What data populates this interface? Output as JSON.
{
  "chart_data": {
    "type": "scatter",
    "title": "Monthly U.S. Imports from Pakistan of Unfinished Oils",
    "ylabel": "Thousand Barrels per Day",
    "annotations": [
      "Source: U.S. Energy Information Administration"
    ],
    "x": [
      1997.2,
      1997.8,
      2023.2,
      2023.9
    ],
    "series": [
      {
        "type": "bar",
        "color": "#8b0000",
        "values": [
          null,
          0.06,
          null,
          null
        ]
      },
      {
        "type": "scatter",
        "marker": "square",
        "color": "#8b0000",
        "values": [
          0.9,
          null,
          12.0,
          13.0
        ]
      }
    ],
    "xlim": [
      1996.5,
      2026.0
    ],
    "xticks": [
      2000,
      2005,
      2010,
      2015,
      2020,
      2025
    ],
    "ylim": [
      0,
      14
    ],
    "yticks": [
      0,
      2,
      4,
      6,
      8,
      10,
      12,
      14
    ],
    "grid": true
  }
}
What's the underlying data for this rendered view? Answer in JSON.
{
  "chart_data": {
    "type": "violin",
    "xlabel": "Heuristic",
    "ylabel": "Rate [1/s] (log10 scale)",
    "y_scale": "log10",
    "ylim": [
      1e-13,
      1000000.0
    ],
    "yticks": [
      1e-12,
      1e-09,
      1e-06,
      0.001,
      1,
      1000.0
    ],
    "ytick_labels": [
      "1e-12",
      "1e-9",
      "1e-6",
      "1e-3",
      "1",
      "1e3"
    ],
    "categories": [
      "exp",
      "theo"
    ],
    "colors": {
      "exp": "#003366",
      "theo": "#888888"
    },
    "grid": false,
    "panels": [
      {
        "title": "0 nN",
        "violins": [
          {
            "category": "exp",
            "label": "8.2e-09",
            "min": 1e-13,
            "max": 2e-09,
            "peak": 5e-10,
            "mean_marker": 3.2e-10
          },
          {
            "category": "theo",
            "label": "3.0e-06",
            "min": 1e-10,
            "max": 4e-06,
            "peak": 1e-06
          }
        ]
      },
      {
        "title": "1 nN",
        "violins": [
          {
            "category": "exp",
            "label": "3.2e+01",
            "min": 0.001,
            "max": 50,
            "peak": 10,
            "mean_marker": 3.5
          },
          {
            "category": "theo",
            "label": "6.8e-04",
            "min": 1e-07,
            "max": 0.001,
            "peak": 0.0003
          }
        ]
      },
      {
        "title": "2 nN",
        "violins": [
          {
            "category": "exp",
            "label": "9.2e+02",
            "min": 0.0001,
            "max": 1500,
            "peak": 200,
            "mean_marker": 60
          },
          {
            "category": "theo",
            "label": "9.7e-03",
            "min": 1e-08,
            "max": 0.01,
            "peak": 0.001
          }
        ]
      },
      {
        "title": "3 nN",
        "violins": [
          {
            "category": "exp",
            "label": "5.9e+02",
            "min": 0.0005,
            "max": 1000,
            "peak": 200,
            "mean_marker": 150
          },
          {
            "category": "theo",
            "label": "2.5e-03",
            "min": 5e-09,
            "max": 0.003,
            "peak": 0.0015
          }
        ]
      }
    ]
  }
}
● ● ● ●
Pick out lines containing the word "type", each one as written.

Reply:
    "type": "scatter",
        "type": "bar",
        "type": "scatter",
    "type": "violin",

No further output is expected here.